— START OF EXTRACTED DATA —

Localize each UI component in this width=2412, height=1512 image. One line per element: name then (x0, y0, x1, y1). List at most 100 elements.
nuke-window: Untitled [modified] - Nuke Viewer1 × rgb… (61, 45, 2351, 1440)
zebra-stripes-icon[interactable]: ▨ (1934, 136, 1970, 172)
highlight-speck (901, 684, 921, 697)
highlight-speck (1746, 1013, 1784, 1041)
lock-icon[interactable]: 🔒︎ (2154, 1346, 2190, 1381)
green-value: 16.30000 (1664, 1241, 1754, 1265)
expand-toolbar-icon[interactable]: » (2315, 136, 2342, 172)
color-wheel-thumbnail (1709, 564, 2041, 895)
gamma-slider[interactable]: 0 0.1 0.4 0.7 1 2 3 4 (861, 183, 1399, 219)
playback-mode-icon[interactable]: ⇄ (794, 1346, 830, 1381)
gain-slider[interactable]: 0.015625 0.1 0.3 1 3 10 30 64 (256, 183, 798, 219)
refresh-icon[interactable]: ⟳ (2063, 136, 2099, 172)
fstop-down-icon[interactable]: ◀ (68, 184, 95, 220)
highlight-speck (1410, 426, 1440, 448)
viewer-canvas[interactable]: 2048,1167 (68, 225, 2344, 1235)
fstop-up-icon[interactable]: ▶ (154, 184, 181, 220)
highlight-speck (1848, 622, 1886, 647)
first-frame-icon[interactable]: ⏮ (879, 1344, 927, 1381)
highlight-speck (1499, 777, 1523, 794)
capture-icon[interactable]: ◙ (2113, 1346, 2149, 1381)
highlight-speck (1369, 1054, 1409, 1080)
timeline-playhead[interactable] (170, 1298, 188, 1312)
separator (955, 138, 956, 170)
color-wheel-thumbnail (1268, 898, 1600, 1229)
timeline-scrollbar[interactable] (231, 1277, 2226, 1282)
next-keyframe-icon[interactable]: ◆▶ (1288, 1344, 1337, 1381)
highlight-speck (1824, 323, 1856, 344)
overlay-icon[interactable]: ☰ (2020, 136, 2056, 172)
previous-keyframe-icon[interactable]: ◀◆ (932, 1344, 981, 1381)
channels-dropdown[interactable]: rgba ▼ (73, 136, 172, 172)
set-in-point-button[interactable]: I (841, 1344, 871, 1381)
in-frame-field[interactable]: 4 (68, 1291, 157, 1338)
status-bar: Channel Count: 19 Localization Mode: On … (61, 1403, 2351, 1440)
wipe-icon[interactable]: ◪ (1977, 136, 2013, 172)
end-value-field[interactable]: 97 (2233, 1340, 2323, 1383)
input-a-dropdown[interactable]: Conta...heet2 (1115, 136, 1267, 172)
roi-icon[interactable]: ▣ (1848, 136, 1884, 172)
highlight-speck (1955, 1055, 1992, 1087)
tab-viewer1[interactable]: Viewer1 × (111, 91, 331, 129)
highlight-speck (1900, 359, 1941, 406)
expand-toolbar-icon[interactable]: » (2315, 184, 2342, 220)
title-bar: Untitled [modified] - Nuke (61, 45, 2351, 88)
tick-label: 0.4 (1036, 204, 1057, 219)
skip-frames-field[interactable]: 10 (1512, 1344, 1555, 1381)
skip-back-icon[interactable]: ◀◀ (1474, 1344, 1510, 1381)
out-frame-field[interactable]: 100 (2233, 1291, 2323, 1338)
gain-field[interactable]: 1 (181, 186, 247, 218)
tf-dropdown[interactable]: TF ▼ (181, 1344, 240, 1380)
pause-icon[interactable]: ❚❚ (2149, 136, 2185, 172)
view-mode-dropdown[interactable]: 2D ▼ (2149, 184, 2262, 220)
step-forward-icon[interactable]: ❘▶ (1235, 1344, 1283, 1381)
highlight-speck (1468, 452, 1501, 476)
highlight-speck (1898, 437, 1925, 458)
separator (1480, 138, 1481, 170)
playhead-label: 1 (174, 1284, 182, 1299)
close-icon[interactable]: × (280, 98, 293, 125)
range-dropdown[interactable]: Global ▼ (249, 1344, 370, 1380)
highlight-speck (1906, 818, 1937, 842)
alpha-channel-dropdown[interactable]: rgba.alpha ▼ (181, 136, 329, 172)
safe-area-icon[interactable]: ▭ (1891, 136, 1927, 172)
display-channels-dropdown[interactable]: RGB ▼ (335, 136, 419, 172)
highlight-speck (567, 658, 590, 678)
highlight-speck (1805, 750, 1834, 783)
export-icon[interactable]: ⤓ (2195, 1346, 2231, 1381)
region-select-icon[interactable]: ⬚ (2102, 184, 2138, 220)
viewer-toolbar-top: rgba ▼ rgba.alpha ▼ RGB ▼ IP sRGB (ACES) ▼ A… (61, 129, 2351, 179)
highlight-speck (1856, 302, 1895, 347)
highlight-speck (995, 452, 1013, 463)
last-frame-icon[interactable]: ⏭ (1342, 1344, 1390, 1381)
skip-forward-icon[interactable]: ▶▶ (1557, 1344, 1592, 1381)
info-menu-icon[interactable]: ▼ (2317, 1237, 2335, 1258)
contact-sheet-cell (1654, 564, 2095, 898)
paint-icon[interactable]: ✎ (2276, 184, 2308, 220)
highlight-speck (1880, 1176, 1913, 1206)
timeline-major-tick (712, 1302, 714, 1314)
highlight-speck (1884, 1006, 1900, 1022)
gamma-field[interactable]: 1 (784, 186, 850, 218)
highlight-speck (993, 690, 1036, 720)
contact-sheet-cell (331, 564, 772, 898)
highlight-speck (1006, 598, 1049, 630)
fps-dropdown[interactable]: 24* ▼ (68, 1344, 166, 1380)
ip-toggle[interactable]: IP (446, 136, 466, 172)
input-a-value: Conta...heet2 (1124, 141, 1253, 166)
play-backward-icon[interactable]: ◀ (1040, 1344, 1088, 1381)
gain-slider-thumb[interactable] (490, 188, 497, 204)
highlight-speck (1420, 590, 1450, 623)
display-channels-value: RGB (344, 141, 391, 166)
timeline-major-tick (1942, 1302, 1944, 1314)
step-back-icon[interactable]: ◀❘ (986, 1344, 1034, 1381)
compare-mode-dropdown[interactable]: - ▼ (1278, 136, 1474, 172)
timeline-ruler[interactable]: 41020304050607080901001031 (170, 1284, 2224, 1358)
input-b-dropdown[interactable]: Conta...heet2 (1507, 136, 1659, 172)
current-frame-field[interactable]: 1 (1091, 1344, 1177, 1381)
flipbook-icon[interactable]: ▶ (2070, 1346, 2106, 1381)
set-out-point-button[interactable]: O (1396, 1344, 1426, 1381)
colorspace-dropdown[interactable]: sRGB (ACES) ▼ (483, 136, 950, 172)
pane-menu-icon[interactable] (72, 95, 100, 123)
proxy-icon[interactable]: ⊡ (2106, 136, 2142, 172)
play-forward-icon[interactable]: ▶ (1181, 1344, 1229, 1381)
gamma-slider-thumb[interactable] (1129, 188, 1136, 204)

— END OF EXTRACTED DATA —

— TASK PROMPT —
Rewrite the listing above, changing every "highlight-speck" to "bright-spot" and keeping everything else the same.

— FINAL RESULT —
Localize each UI component in this width=2412, height=1512 image. One line per element: name then (x0, y0, x1, y1). List at most 100 elements.
nuke-window: Untitled [modified] - Nuke Viewer1 × rgb… (61, 45, 2351, 1440)
zebra-stripes-icon[interactable]: ▨ (1934, 136, 1970, 172)
bright-spot (901, 684, 921, 697)
bright-spot (1746, 1013, 1784, 1041)
lock-icon[interactable]: 🔒︎ (2154, 1346, 2190, 1381)
green-value: 16.30000 (1664, 1241, 1754, 1265)
expand-toolbar-icon[interactable]: » (2315, 136, 2342, 172)
color-wheel-thumbnail (1709, 564, 2041, 895)
gamma-slider[interactable]: 0 0.1 0.4 0.7 1 2 3 4 (861, 183, 1399, 219)
playback-mode-icon[interactable]: ⇄ (794, 1346, 830, 1381)
gain-slider[interactable]: 0.015625 0.1 0.3 1 3 10 30 64 (256, 183, 798, 219)
refresh-icon[interactable]: ⟳ (2063, 136, 2099, 172)
fstop-down-icon[interactable]: ◀ (68, 184, 95, 220)
bright-spot (1410, 426, 1440, 448)
viewer-canvas[interactable]: 2048,1167 (68, 225, 2344, 1235)
fstop-up-icon[interactable]: ▶ (154, 184, 181, 220)
bright-spot (1848, 622, 1886, 647)
first-frame-icon[interactable]: ⏮ (879, 1344, 927, 1381)
bright-spot (1499, 777, 1523, 794)
capture-icon[interactable]: ◙ (2113, 1346, 2149, 1381)
bright-spot (1369, 1054, 1409, 1080)
timeline-playhead[interactable] (170, 1298, 188, 1312)
separator (955, 138, 956, 170)
color-wheel-thumbnail (1268, 898, 1600, 1229)
timeline-scrollbar[interactable] (231, 1277, 2226, 1282)
next-keyframe-icon[interactable]: ◆▶ (1288, 1344, 1337, 1381)
bright-spot (1824, 323, 1856, 344)
overlay-icon[interactable]: ☰ (2020, 136, 2056, 172)
previous-keyframe-icon[interactable]: ◀◆ (932, 1344, 981, 1381)
channels-dropdown[interactable]: rgba ▼ (73, 136, 172, 172)
set-in-point-button[interactable]: I (841, 1344, 871, 1381)
in-frame-field[interactable]: 4 (68, 1291, 157, 1338)
status-bar: Channel Count: 19 Localization Mode: On … (61, 1403, 2351, 1440)
wipe-icon[interactable]: ◪ (1977, 136, 2013, 172)
end-value-field[interactable]: 97 (2233, 1340, 2323, 1383)
input-a-dropdown[interactable]: Conta...heet2 (1115, 136, 1267, 172)
roi-icon[interactable]: ▣ (1848, 136, 1884, 172)
bright-spot (1955, 1055, 1992, 1087)
tab-viewer1[interactable]: Viewer1 × (111, 91, 331, 129)
bright-spot (1900, 359, 1941, 406)
expand-toolbar-icon[interactable]: » (2315, 184, 2342, 220)
title-bar: Untitled [modified] - Nuke (61, 45, 2351, 88)
tick-label: 0.4 (1036, 204, 1057, 219)
skip-frames-field[interactable]: 10 (1512, 1344, 1555, 1381)
skip-back-icon[interactable]: ◀◀ (1474, 1344, 1510, 1381)
out-frame-field[interactable]: 100 (2233, 1291, 2323, 1338)
gain-field[interactable]: 1 (181, 186, 247, 218)
tf-dropdown[interactable]: TF ▼ (181, 1344, 240, 1380)
pause-icon[interactable]: ❚❚ (2149, 136, 2185, 172)
view-mode-dropdown[interactable]: 2D ▼ (2149, 184, 2262, 220)
step-forward-icon[interactable]: ❘▶ (1235, 1344, 1283, 1381)
bright-spot (1468, 452, 1501, 476)
bright-spot (1898, 437, 1925, 458)
separator (1480, 138, 1481, 170)
playhead-label: 1 (174, 1284, 182, 1299)
close-icon[interactable]: × (280, 98, 293, 125)
range-dropdown[interactable]: Global ▼ (249, 1344, 370, 1380)
bright-spot (1906, 818, 1937, 842)
alpha-channel-dropdown[interactable]: rgba.alpha ▼ (181, 136, 329, 172)
safe-area-icon[interactable]: ▭ (1891, 136, 1927, 172)
display-channels-dropdown[interactable]: RGB ▼ (335, 136, 419, 172)
bright-spot (567, 658, 590, 678)
bright-spot (1805, 750, 1834, 783)
export-icon[interactable]: ⤓ (2195, 1346, 2231, 1381)
region-select-icon[interactable]: ⬚ (2102, 184, 2138, 220)
viewer-toolbar-top: rgba ▼ rgba.alpha ▼ RGB ▼ IP sRGB (ACES) ▼ A… (61, 129, 2351, 179)
bright-spot (1856, 302, 1895, 347)
bright-spot (995, 452, 1013, 463)
last-frame-icon[interactable]: ⏭ (1342, 1344, 1390, 1381)
skip-forward-icon[interactable]: ▶▶ (1557, 1344, 1592, 1381)
info-menu-icon[interactable]: ▼ (2317, 1237, 2335, 1258)
contact-sheet-cell (1654, 564, 2095, 898)
paint-icon[interactable]: ✎ (2276, 184, 2308, 220)
bright-spot (1880, 1176, 1913, 1206)
timeline-major-tick (712, 1302, 714, 1314)
bright-spot (1884, 1006, 1900, 1022)
gamma-field[interactable]: 1 (784, 186, 850, 218)
bright-spot (993, 690, 1036, 720)
contact-sheet-cell (331, 564, 772, 898)
bright-spot (1006, 598, 1049, 630)
fps-dropdown[interactable]: 24* ▼ (68, 1344, 166, 1380)
ip-toggle[interactable]: IP (446, 136, 466, 172)
input-a-value: Conta...heet2 (1124, 141, 1253, 166)
play-backward-icon[interactable]: ◀ (1040, 1344, 1088, 1381)
gain-slider-thumb[interactable] (490, 188, 497, 204)
bright-spot (1420, 590, 1450, 623)
display-channels-value: RGB (344, 141, 391, 166)
timeline-major-tick (1942, 1302, 1944, 1314)
step-back-icon[interactable]: ◀❘ (986, 1344, 1034, 1381)
compare-mode-dropdown[interactable]: - ▼ (1278, 136, 1474, 172)
timeline-ruler[interactable]: 41020304050607080901001031 (170, 1284, 2224, 1358)
input-b-dropdown[interactable]: Conta...heet2 (1507, 136, 1659, 172)
current-frame-field[interactable]: 1 (1091, 1344, 1177, 1381)
flipbook-icon[interactable]: ▶ (2070, 1346, 2106, 1381)
set-out-point-button[interactable]: O (1396, 1344, 1426, 1381)
colorspace-dropdown[interactable]: sRGB (ACES) ▼ (483, 136, 950, 172)
pane-menu-icon[interactable] (72, 95, 100, 123)
proxy-icon[interactable]: ⊡ (2106, 136, 2142, 172)
play-forward-icon[interactable]: ▶ (1181, 1344, 1229, 1381)
gamma-slider-thumb[interactable] (1129, 188, 1136, 204)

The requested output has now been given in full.